#### WHAT YOU HAVE TO DO:
Collect every line of the records below that contains the word "production".

[Collection entries]
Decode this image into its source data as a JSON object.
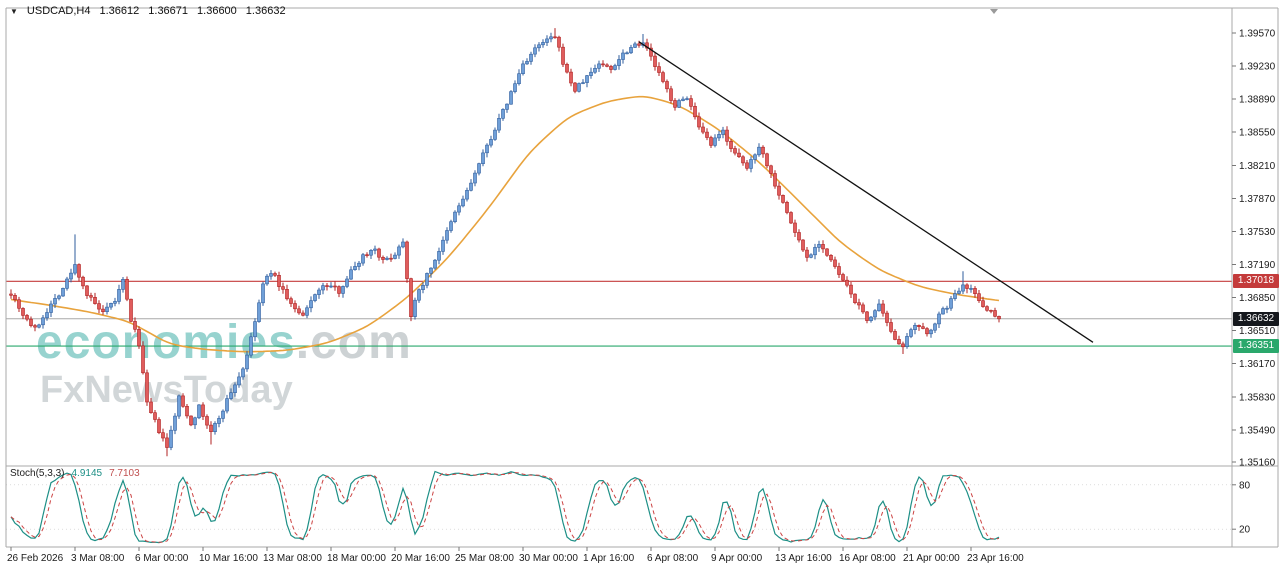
{
  "header": {
    "symbol": "USDCAD,H4",
    "open": "1.36612",
    "high": "1.36671",
    "low": "1.36600",
    "close": "1.36632"
  },
  "icons": {
    "symbol_dropdown": "▼"
  },
  "watermark": {
    "brand": "economies",
    "domain": ".com",
    "tagline": "FxNewsToday"
  },
  "indicator_label": {
    "name": "Stoch(5,3,3)",
    "main_value": "4.9145",
    "signal_value": "7.7103",
    "levels": [
      "80",
      "20"
    ]
  },
  "colors": {
    "up_fill": "#6f9fd8",
    "up_stroke": "#2f5e9e",
    "down_fill": "#e05c5c",
    "down_stroke": "#b02020",
    "ma": "#e8a33d",
    "trendline": "#111111",
    "resistance": "#c43b3b",
    "support": "#2aa86c",
    "current_line": "#a8a8a8",
    "current_chip_bg": "#15181d",
    "stoch_main": "#1d8f86",
    "stoch_signal": "#cc4444",
    "axis_text": "#1a1a1a",
    "frame": "#a9a9a9"
  },
  "chart_data": {
    "type": "candlestick",
    "symbol": "USDCAD",
    "timeframe": "H4",
    "ylim": [
      1.351188,
      1.39827
    ],
    "bars_total": 248,
    "price_path_anchors": [
      [
        0,
        1.369
      ],
      [
        3,
        1.3668
      ],
      [
        6,
        1.3652
      ],
      [
        9,
        1.3672
      ],
      [
        13,
        1.3695
      ],
      [
        16,
        1.3718
      ],
      [
        19,
        1.3688
      ],
      [
        23,
        1.3668
      ],
      [
        26,
        1.3682
      ],
      [
        28,
        1.3702
      ],
      [
        30,
        1.3662
      ],
      [
        32,
        1.3638
      ],
      [
        34,
        1.3575
      ],
      [
        37,
        1.3548
      ],
      [
        39,
        1.353
      ],
      [
        42,
        1.3582
      ],
      [
        45,
        1.3556
      ],
      [
        47,
        1.3572
      ],
      [
        50,
        1.3546
      ],
      [
        52,
        1.3562
      ],
      [
        55,
        1.3588
      ],
      [
        58,
        1.3612
      ],
      [
        60,
        1.3642
      ],
      [
        63,
        1.3698
      ],
      [
        65,
        1.3712
      ],
      [
        68,
        1.3692
      ],
      [
        71,
        1.3672
      ],
      [
        73,
        1.3665
      ],
      [
        76,
        1.369
      ],
      [
        79,
        1.3698
      ],
      [
        82,
        1.3692
      ],
      [
        85,
        1.3712
      ],
      [
        88,
        1.3728
      ],
      [
        91,
        1.3736
      ],
      [
        93,
        1.3722
      ],
      [
        96,
        1.373
      ],
      [
        98,
        1.3744
      ],
      [
        100,
        1.3668
      ],
      [
        102,
        1.3692
      ],
      [
        105,
        1.3716
      ],
      [
        108,
        1.3742
      ],
      [
        111,
        1.3772
      ],
      [
        114,
        1.3794
      ],
      [
        117,
        1.3822
      ],
      [
        120,
        1.385
      ],
      [
        123,
        1.3876
      ],
      [
        126,
        1.3905
      ],
      [
        128,
        1.3925
      ],
      [
        131,
        1.394
      ],
      [
        134,
        1.395
      ],
      [
        136,
        1.3952
      ],
      [
        139,
        1.3915
      ],
      [
        141,
        1.3898
      ],
      [
        144,
        1.3912
      ],
      [
        147,
        1.3926
      ],
      [
        150,
        1.392
      ],
      [
        153,
        1.3936
      ],
      [
        156,
        1.3946
      ],
      [
        158,
        1.3948
      ],
      [
        160,
        1.3932
      ],
      [
        163,
        1.3906
      ],
      [
        166,
        1.3882
      ],
      [
        169,
        1.3892
      ],
      [
        172,
        1.3858
      ],
      [
        175,
        1.3842
      ],
      [
        178,
        1.3856
      ],
      [
        181,
        1.3832
      ],
      [
        184,
        1.3818
      ],
      [
        187,
        1.3842
      ],
      [
        190,
        1.3812
      ],
      [
        193,
        1.3782
      ],
      [
        196,
        1.3752
      ],
      [
        199,
        1.3726
      ],
      [
        202,
        1.3742
      ],
      [
        205,
        1.3722
      ],
      [
        208,
        1.3702
      ],
      [
        211,
        1.3682
      ],
      [
        214,
        1.3662
      ],
      [
        217,
        1.3676
      ],
      [
        220,
        1.3648
      ],
      [
        223,
        1.3636
      ],
      [
        226,
        1.3656
      ],
      [
        229,
        1.3648
      ],
      [
        232,
        1.3666
      ],
      [
        235,
        1.3682
      ],
      [
        238,
        1.37
      ],
      [
        240,
        1.3694
      ],
      [
        242,
        1.3682
      ],
      [
        245,
        1.367
      ],
      [
        247,
        1.36632
      ]
    ],
    "wick_overrides": [
      {
        "bar": 16,
        "high": 1.375
      },
      {
        "bar": 39,
        "low": 1.3522
      },
      {
        "bar": 50,
        "low": 1.3534
      },
      {
        "bar": 136,
        "high": 1.3962
      },
      {
        "bar": 158,
        "high": 1.3956
      },
      {
        "bar": 223,
        "low": 1.3627
      },
      {
        "bar": 238,
        "high": 1.3712
      },
      {
        "bar": 247,
        "close": 1.36632
      }
    ],
    "ma_anchors": [
      [
        0,
        1.3683
      ],
      [
        10,
        1.3677
      ],
      [
        20,
        1.367
      ],
      [
        30,
        1.366
      ],
      [
        40,
        1.3636
      ],
      [
        50,
        1.3631
      ],
      [
        60,
        1.3629
      ],
      [
        70,
        1.3631
      ],
      [
        80,
        1.3639
      ],
      [
        90,
        1.3657
      ],
      [
        100,
        1.3688
      ],
      [
        110,
        1.3729
      ],
      [
        120,
        1.378
      ],
      [
        130,
        1.3837
      ],
      [
        140,
        1.3873
      ],
      [
        150,
        1.3888
      ],
      [
        159,
        1.3893
      ],
      [
        168,
        1.3881
      ],
      [
        178,
        1.3855
      ],
      [
        188,
        1.3821
      ],
      [
        198,
        1.378
      ],
      [
        208,
        1.3739
      ],
      [
        218,
        1.3711
      ],
      [
        228,
        1.3695
      ],
      [
        238,
        1.3687
      ],
      [
        247,
        1.3682
      ]
    ],
    "trendline": {
      "from_bar": 157,
      "from_price": 1.3948,
      "to_bar": 270.5,
      "to_price": 1.3639
    },
    "hlines": [
      {
        "price": 1.37018,
        "label": "1.37018",
        "role": "resistance"
      },
      {
        "price": 1.36632,
        "label": "1.36632",
        "role": "current"
      },
      {
        "price": 1.36351,
        "label": "1.36351",
        "role": "support"
      }
    ],
    "y_ticks": [
      {
        "label": "1.39570",
        "price": 1.3957
      },
      {
        "label": "1.39230",
        "price": 1.3923
      },
      {
        "label": "1.38890",
        "price": 1.3889
      },
      {
        "label": "1.38550",
        "price": 1.3855
      },
      {
        "label": "1.38210",
        "price": 1.3821
      },
      {
        "label": "1.37870",
        "price": 1.3787
      },
      {
        "label": "1.37530",
        "price": 1.3753
      },
      {
        "label": "1.37190",
        "price": 1.3719
      },
      {
        "label": "1.36850",
        "price": 1.3685
      },
      {
        "label": "1.36510",
        "price": 1.3651
      },
      {
        "label": "1.36170",
        "price": 1.3617
      },
      {
        "label": "1.35830",
        "price": 1.3583
      },
      {
        "label": "1.35490",
        "price": 1.3549
      },
      {
        "label": "1.35160",
        "price": 1.3516
      }
    ],
    "x_ticks": [
      {
        "label": "26 Feb 2026",
        "bar": 0
      },
      {
        "label": "3 Mar 08:00",
        "bar": 16
      },
      {
        "label": "6 Mar 00:00",
        "bar": 32
      },
      {
        "label": "10 Mar 16:00",
        "bar": 48
      },
      {
        "label": "13 Mar 08:00",
        "bar": 64
      },
      {
        "label": "18 Mar 00:00",
        "bar": 80
      },
      {
        "label": "20 Mar 16:00",
        "bar": 96
      },
      {
        "label": "25 Mar 08:00",
        "bar": 112
      },
      {
        "label": "30 Mar 00:00",
        "bar": 128
      },
      {
        "label": "1 Apr 16:00",
        "bar": 144
      },
      {
        "label": "6 Apr 08:00",
        "bar": 160
      },
      {
        "label": "9 Apr 00:00",
        "bar": 176
      },
      {
        "label": "13 Apr 16:00",
        "bar": 192
      },
      {
        "label": "16 Apr 08:00",
        "bar": 208
      },
      {
        "label": "21 Apr 00:00",
        "bar": 224
      },
      {
        "label": "23 Apr 16:00",
        "bar": 240
      }
    ],
    "stochastic": {
      "type": "line",
      "params": [
        5,
        3,
        3
      ],
      "levels": [
        80,
        20
      ],
      "range": [
        0,
        100
      ],
      "last_main": 4.9145,
      "last_signal": 7.7103
    }
  }
}
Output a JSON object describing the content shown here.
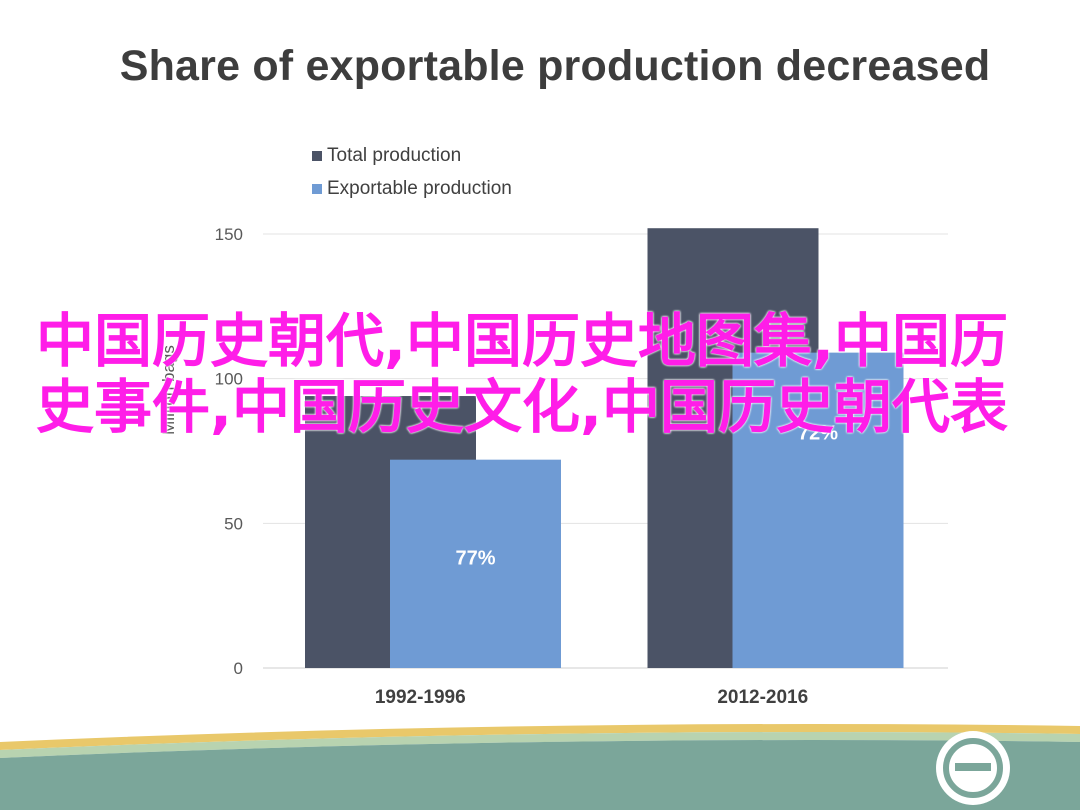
{
  "slide_title": "Share of exportable production decreased",
  "overlay_text": "中国历史朝代,中国历史地图集,中国历史事件,中国历史文化,中国历史朝代表",
  "colors": {
    "total": "#4b5366",
    "exportable": "#6f9bd4",
    "overlay": "#ff1de8",
    "footer_band": "#7ba69a",
    "footer_stripe_yellow": "#e9c86a",
    "footer_stripe_green": "#b8d3b0"
  },
  "chart_data": {
    "type": "bar",
    "categories": [
      "1992-1996",
      "2012-2016"
    ],
    "series": [
      {
        "name": "Total production",
        "values": [
          94,
          152
        ]
      },
      {
        "name": "Exportable production",
        "values": [
          72,
          109
        ]
      }
    ],
    "data_labels": [
      "77%",
      "72%"
    ],
    "ylabel": "Million bags",
    "ylim": [
      0,
      150
    ],
    "yticks": [
      0,
      50,
      100,
      150
    ],
    "grid": true,
    "legend_position": "top-left"
  },
  "footer": {
    "logo_icon": "circle-logo-icon"
  }
}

#### SOLVED PROBLEM:
  "slide_title": "Share of exportable production decreased",
        "name": "Total production",
        "name": "Exportable production",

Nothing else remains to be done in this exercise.